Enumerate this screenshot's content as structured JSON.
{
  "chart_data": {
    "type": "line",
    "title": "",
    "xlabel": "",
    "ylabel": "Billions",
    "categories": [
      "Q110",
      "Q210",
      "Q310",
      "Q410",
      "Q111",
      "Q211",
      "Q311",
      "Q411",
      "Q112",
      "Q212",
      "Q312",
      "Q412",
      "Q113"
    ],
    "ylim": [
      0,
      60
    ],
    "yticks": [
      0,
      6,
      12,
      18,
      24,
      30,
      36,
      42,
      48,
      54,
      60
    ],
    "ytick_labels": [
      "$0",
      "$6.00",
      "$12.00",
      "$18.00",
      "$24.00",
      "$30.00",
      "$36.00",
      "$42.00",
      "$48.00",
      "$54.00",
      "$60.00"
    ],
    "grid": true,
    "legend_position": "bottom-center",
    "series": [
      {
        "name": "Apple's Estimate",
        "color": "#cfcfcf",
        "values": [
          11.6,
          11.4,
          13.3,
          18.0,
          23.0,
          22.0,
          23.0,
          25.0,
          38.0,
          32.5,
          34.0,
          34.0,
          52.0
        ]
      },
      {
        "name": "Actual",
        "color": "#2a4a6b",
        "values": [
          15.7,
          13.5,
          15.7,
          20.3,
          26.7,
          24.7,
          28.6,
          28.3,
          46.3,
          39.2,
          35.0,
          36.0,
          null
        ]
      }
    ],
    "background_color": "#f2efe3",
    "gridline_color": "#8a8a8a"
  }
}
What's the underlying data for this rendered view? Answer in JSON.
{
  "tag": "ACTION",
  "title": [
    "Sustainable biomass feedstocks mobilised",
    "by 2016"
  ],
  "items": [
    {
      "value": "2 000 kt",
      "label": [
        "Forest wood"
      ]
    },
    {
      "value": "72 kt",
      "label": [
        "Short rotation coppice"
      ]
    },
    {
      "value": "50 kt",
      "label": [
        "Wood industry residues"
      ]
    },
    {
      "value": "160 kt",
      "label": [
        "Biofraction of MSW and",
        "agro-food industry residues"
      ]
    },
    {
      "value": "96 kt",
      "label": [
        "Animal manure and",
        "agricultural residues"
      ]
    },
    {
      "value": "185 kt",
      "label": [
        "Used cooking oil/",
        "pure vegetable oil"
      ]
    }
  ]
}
◇ ◇ ◇ ◇ ◇ ◇ ◇
■ Required task ■
Write out the entries above once more, without altering anything.

■ Result of the exercise ■
Enumerate this screenshot's content as structured JSON.
{
  "chart_data": {
    "type": "line",
    "title": "",
    "xlabel": "",
    "ylabel": "Billions",
    "categories": [
      "Q110",
      "Q210",
      "Q310",
      "Q410",
      "Q111",
      "Q211",
      "Q311",
      "Q411",
      "Q112",
      "Q212",
      "Q312",
      "Q412",
      "Q113"
    ],
    "ylim": [
      0,
      60
    ],
    "yticks": [
      0,
      6,
      12,
      18,
      24,
      30,
      36,
      42,
      48,
      54,
      60
    ],
    "ytick_labels": [
      "$0",
      "$6.00",
      "$12.00",
      "$18.00",
      "$24.00",
      "$30.00",
      "$36.00",
      "$42.00",
      "$48.00",
      "$54.00",
      "$60.00"
    ],
    "grid": true,
    "legend_position": "bottom-center",
    "series": [
      {
        "name": "Apple's Estimate",
        "color": "#cfcfcf",
        "values": [
          11.6,
          11.4,
          13.3,
          18.0,
          23.0,
          22.0,
          23.0,
          25.0,
          38.0,
          32.5,
          34.0,
          34.0,
          52.0
        ]
      },
      {
        "name": "Actual",
        "color": "#2a4a6b",
        "values": [
          15.7,
          13.5,
          15.7,
          20.3,
          26.7,
          24.7,
          28.6,
          28.3,
          46.3,
          39.2,
          35.0,
          36.0,
          null
        ]
      }
    ],
    "background_color": "#f2efe3",
    "gridline_color": "#8a8a8a"
  }
}
What's the underlying data for this rendered view? Answer in JSON.
{
  "tag": "ACTION",
  "title": [
    "Sustainable biomass feedstocks mobilised",
    "by 2016"
  ],
  "items": [
    {
      "value": "2 000 kt",
      "label": [
        "Forest wood"
      ]
    },
    {
      "value": "72 kt",
      "label": [
        "Short rotation coppice"
      ]
    },
    {
      "value": "50 kt",
      "label": [
        "Wood industry residues"
      ]
    },
    {
      "value": "160 kt",
      "label": [
        "Biofraction of MSW and",
        "agro-food industry residues"
      ]
    },
    {
      "value": "96 kt",
      "label": [
        "Animal manure and",
        "agricultural residues"
      ]
    },
    {
      "value": "185 kt",
      "label": [
        "Used cooking oil/",
        "pure vegetable oil"
      ]
    }
  ]
}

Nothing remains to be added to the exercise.